## OPDRACHT 1
Som op waarom volgens de uitspraaktekst bij de voorzieningenrechter van de hogerberoepsrechter kan worden verzocht.
## OPDRACHT 2
Zet de uitspraaktekst voort na de laatste zin die er staat.

#### GEËXTRAHEERDE TEKST

De griffier is verhinderd te ondertekenen.
griffier rechter
Afschrift verzonden aan partijen op:

Rechtsmiddel

Tegen deze uitspraak kan binnen zes weken na de dag van verzending daarvan hoger beroep worden ingesteld bij de Afdeling bestuursrechtspraak van de Raad van State. Als hoger beroep is ingesteld, kan bij de voorzieningenrechter van de hogerberoepsrechter worden verzocht om het treffen van een voorlopige voorziening of om het opheffen of wijzigen van een bij deze uitspraak getroffen voorlopige voorziening.

Bijlage

Huisvestingswet 2014
Artikel 12
1. In de huisvestingsverordening kan de gemeenteraad bepalen dat voor een of meer daarbij aangewezen categorieën woonruimte bij het verlenen van huisvestingsvergunningen voorrang wordt gegeven aan woningzoekenden waarvoor de voorziening in de behoefte aan woonruimte dringend noodzakelijk is.

########
#### REGELS

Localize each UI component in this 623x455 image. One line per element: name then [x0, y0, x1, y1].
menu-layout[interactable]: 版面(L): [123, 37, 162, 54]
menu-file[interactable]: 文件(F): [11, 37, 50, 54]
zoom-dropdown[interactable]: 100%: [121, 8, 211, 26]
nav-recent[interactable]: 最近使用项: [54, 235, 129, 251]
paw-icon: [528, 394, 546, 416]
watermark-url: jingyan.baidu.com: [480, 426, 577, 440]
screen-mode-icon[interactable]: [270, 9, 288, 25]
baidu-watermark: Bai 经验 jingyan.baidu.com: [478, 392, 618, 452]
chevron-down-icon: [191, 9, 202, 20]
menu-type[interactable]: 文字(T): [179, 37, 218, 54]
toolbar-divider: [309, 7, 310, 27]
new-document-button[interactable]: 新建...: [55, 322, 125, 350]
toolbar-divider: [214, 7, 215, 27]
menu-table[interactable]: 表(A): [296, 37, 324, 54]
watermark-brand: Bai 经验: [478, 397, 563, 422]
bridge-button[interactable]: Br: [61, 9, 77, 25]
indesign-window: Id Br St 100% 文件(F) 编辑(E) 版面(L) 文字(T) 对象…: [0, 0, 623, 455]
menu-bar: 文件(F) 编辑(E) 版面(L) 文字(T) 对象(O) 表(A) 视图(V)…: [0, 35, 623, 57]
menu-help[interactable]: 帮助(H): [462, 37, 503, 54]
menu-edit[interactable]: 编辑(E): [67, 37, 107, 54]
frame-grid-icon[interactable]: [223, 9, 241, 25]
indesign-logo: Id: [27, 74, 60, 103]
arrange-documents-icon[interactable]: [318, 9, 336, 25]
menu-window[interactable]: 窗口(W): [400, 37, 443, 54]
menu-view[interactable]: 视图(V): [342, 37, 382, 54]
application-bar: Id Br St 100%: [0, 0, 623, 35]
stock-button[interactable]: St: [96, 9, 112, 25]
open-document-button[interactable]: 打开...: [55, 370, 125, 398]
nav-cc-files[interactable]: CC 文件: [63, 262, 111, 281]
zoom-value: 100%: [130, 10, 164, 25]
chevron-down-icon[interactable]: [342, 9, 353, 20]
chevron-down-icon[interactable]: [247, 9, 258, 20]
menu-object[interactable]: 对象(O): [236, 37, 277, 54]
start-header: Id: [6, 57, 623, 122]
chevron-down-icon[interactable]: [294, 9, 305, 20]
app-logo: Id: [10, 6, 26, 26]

########

## RESULTAAT 1
- het treffen van een voorlopige voorziening
- het opheffen van een bij deze uitspraak getroffen voorlopige voorziening
- het wijzigen van een bij deze uitspraak getroffen voorlopige voorziening

## RESULTAAT 2
2. De gemeenteraad legt, indien hij toepassing heeft gegeven aan het eerste lid, in de huisvestingsverordening de criteria vast volgens welke de woningzoekenden, bedoeld in dat lid, worden ingedeeld in urgentiecategorieën.
3. Woningzoekenden die verblijven in een voorziening voor tijdelijke opvang van personen, die in verband met problemen van relationele aard of geweld hun woonruimte hebben verlaten en woningzoekenden die mantelzorg als bedoeld in artikel 1.1.1, eerste lid, van de Wet maatschappelijke ondersteuning 2015 verlenen of ontvangen, behoren in ieder geval tot de woningzoekenden, bedoeld in het eerste lid.
4. Indien de gemeenteraad toepassing heeft gegeven aan het eerste lid legt hij in de huisvestingsverordening vast op welke wijze de gemeente voldoet aan de zorg voor de voorziening in de huisvesting van vergunninghouders in de gemeente overeenkomstig de voor de gemeente geldende taakstelling, behoudens in die gevallen dat burgemeester en wethouders daarin op andere wijze voorzien.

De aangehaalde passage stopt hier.